DIRECTIONS:
Write every line out verbatim and omit the pictures.

EXERCISE MATERIAL:
** start **

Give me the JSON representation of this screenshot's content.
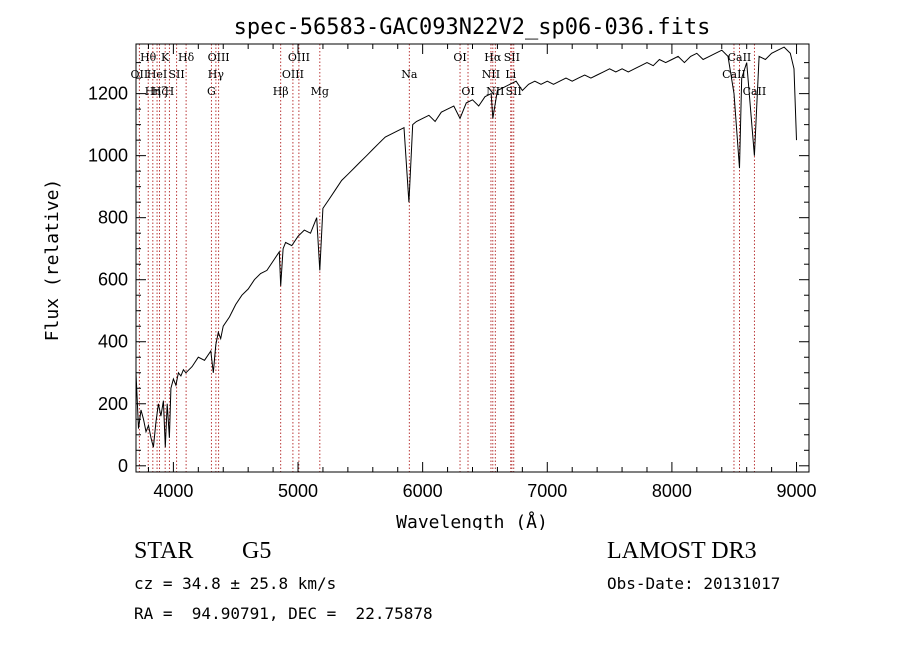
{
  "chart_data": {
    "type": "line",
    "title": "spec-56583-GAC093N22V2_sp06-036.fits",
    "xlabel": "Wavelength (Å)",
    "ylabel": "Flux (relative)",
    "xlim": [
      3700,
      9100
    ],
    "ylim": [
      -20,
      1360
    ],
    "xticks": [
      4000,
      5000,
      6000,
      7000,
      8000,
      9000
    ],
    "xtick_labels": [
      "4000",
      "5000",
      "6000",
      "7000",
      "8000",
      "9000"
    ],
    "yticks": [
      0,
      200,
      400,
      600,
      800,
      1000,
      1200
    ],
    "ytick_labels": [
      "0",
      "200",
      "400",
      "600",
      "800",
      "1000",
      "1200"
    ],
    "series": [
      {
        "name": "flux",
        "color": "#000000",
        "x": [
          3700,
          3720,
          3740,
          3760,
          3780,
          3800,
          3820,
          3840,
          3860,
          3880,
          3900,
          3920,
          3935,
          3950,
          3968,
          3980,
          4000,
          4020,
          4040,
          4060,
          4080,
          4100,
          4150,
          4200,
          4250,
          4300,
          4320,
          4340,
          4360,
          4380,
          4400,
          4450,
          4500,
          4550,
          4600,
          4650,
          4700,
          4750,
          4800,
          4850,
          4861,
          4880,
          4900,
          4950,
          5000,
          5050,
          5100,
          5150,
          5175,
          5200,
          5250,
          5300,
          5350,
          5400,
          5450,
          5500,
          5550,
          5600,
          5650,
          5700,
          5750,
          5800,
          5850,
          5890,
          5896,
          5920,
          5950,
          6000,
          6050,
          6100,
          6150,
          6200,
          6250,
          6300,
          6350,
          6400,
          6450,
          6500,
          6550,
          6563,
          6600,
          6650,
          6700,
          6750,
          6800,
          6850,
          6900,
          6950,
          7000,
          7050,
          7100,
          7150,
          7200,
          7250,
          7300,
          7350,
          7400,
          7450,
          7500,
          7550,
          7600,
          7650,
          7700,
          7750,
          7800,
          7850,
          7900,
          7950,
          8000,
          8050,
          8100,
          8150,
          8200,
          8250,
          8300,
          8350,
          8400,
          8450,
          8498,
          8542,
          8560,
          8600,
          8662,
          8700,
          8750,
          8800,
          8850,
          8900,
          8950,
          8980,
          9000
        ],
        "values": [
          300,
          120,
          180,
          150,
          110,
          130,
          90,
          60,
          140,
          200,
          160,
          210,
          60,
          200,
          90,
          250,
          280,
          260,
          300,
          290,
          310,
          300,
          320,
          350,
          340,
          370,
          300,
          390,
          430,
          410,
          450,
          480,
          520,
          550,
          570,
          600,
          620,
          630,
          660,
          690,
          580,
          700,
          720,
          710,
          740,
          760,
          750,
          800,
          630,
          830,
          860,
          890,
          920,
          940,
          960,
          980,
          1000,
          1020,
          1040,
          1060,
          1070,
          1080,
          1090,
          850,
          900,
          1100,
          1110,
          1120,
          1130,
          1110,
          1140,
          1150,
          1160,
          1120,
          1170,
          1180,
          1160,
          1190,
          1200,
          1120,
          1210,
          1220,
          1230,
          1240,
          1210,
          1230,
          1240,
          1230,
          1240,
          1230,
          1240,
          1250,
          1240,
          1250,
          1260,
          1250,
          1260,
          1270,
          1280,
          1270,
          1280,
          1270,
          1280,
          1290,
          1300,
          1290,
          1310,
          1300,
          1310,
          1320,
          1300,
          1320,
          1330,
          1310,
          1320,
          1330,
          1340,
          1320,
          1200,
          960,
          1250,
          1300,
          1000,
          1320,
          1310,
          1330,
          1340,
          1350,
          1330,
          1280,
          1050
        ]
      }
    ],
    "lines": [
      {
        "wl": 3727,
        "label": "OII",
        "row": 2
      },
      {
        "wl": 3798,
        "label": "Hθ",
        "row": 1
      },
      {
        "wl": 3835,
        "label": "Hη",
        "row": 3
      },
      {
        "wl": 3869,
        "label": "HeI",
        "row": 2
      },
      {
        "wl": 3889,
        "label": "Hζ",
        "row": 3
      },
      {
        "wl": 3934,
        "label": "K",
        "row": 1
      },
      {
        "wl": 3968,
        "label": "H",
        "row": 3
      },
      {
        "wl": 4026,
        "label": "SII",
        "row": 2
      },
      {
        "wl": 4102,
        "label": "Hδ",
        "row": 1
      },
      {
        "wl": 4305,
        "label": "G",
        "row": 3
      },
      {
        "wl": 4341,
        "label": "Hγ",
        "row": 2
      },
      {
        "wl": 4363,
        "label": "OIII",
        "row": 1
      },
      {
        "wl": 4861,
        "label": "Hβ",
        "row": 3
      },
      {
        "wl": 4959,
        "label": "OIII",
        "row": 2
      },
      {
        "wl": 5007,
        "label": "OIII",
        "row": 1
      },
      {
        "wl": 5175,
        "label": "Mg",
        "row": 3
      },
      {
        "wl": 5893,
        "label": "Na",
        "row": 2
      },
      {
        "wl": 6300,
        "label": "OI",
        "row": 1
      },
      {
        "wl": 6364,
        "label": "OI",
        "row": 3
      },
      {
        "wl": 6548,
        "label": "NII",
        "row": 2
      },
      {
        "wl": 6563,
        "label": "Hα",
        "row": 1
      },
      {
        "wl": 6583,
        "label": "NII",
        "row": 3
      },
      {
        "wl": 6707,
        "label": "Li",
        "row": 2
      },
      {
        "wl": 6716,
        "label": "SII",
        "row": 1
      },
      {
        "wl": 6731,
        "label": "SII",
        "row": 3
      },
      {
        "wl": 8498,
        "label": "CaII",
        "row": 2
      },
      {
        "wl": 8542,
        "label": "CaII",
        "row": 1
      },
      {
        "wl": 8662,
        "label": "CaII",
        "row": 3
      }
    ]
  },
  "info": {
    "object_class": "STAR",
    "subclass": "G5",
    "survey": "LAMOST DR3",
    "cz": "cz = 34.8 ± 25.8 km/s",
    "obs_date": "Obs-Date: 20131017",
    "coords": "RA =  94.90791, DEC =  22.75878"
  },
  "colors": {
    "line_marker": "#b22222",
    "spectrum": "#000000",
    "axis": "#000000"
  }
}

** end **

ANSWER TO THIS PROBLEM:
Give me the JSON representation of this screenshot's content.
{
  "chart_data": {
    "type": "line",
    "title": "spec-56583-GAC093N22V2_sp06-036.fits",
    "xlabel": "Wavelength (Å)",
    "ylabel": "Flux (relative)",
    "xlim": [
      3700,
      9100
    ],
    "ylim": [
      -20,
      1360
    ],
    "xticks": [
      4000,
      5000,
      6000,
      7000,
      8000,
      9000
    ],
    "xtick_labels": [
      "4000",
      "5000",
      "6000",
      "7000",
      "8000",
      "9000"
    ],
    "yticks": [
      0,
      200,
      400,
      600,
      800,
      1000,
      1200
    ],
    "ytick_labels": [
      "0",
      "200",
      "400",
      "600",
      "800",
      "1000",
      "1200"
    ],
    "series": [
      {
        "name": "flux",
        "color": "#000000",
        "x": [
          3700,
          3720,
          3740,
          3760,
          3780,
          3800,
          3820,
          3840,
          3860,
          3880,
          3900,
          3920,
          3935,
          3950,
          3968,
          3980,
          4000,
          4020,
          4040,
          4060,
          4080,
          4100,
          4150,
          4200,
          4250,
          4300,
          4320,
          4340,
          4360,
          4380,
          4400,
          4450,
          4500,
          4550,
          4600,
          4650,
          4700,
          4750,
          4800,
          4850,
          4861,
          4880,
          4900,
          4950,
          5000,
          5050,
          5100,
          5150,
          5175,
          5200,
          5250,
          5300,
          5350,
          5400,
          5450,
          5500,
          5550,
          5600,
          5650,
          5700,
          5750,
          5800,
          5850,
          5890,
          5896,
          5920,
          5950,
          6000,
          6050,
          6100,
          6150,
          6200,
          6250,
          6300,
          6350,
          6400,
          6450,
          6500,
          6550,
          6563,
          6600,
          6650,
          6700,
          6750,
          6800,
          6850,
          6900,
          6950,
          7000,
          7050,
          7100,
          7150,
          7200,
          7250,
          7300,
          7350,
          7400,
          7450,
          7500,
          7550,
          7600,
          7650,
          7700,
          7750,
          7800,
          7850,
          7900,
          7950,
          8000,
          8050,
          8100,
          8150,
          8200,
          8250,
          8300,
          8350,
          8400,
          8450,
          8498,
          8542,
          8560,
          8600,
          8662,
          8700,
          8750,
          8800,
          8850,
          8900,
          8950,
          8980,
          9000
        ],
        "values": [
          300,
          120,
          180,
          150,
          110,
          130,
          90,
          60,
          140,
          200,
          160,
          210,
          60,
          200,
          90,
          250,
          280,
          260,
          300,
          290,
          310,
          300,
          320,
          350,
          340,
          370,
          300,
          390,
          430,
          410,
          450,
          480,
          520,
          550,
          570,
          600,
          620,
          630,
          660,
          690,
          580,
          700,
          720,
          710,
          740,
          760,
          750,
          800,
          630,
          830,
          860,
          890,
          920,
          940,
          960,
          980,
          1000,
          1020,
          1040,
          1060,
          1070,
          1080,
          1090,
          850,
          900,
          1100,
          1110,
          1120,
          1130,
          1110,
          1140,
          1150,
          1160,
          1120,
          1170,
          1180,
          1160,
          1190,
          1200,
          1120,
          1210,
          1220,
          1230,
          1240,
          1210,
          1230,
          1240,
          1230,
          1240,
          1230,
          1240,
          1250,
          1240,
          1250,
          1260,
          1250,
          1260,
          1270,
          1280,
          1270,
          1280,
          1270,
          1280,
          1290,
          1300,
          1290,
          1310,
          1300,
          1310,
          1320,
          1300,
          1320,
          1330,
          1310,
          1320,
          1330,
          1340,
          1320,
          1200,
          960,
          1250,
          1300,
          1000,
          1320,
          1310,
          1330,
          1340,
          1350,
          1330,
          1280,
          1050
        ]
      }
    ],
    "lines": [
      {
        "wl": 3727,
        "label": "OII",
        "row": 2
      },
      {
        "wl": 3798,
        "label": "Hθ",
        "row": 1
      },
      {
        "wl": 3835,
        "label": "Hη",
        "row": 3
      },
      {
        "wl": 3869,
        "label": "HeI",
        "row": 2
      },
      {
        "wl": 3889,
        "label": "Hζ",
        "row": 3
      },
      {
        "wl": 3934,
        "label": "K",
        "row": 1
      },
      {
        "wl": 3968,
        "label": "H",
        "row": 3
      },
      {
        "wl": 4026,
        "label": "SII",
        "row": 2
      },
      {
        "wl": 4102,
        "label": "Hδ",
        "row": 1
      },
      {
        "wl": 4305,
        "label": "G",
        "row": 3
      },
      {
        "wl": 4341,
        "label": "Hγ",
        "row": 2
      },
      {
        "wl": 4363,
        "label": "OIII",
        "row": 1
      },
      {
        "wl": 4861,
        "label": "Hβ",
        "row": 3
      },
      {
        "wl": 4959,
        "label": "OIII",
        "row": 2
      },
      {
        "wl": 5007,
        "label": "OIII",
        "row": 1
      },
      {
        "wl": 5175,
        "label": "Mg",
        "row": 3
      },
      {
        "wl": 5893,
        "label": "Na",
        "row": 2
      },
      {
        "wl": 6300,
        "label": "OI",
        "row": 1
      },
      {
        "wl": 6364,
        "label": "OI",
        "row": 3
      },
      {
        "wl": 6548,
        "label": "NII",
        "row": 2
      },
      {
        "wl": 6563,
        "label": "Hα",
        "row": 1
      },
      {
        "wl": 6583,
        "label": "NII",
        "row": 3
      },
      {
        "wl": 6707,
        "label": "Li",
        "row": 2
      },
      {
        "wl": 6716,
        "label": "SII",
        "row": 1
      },
      {
        "wl": 6731,
        "label": "SII",
        "row": 3
      },
      {
        "wl": 8498,
        "label": "CaII",
        "row": 2
      },
      {
        "wl": 8542,
        "label": "CaII",
        "row": 1
      },
      {
        "wl": 8662,
        "label": "CaII",
        "row": 3
      }
    ]
  },
  "info": {
    "object_class": "STAR",
    "subclass": "G5",
    "survey": "LAMOST DR3",
    "cz": "cz = 34.8 ± 25.8 km/s",
    "obs_date": "Obs-Date: 20131017",
    "coords": "RA =  94.90791, DEC =  22.75878"
  },
  "colors": {
    "line_marker": "#b22222",
    "spectrum": "#000000",
    "axis": "#000000"
  }
}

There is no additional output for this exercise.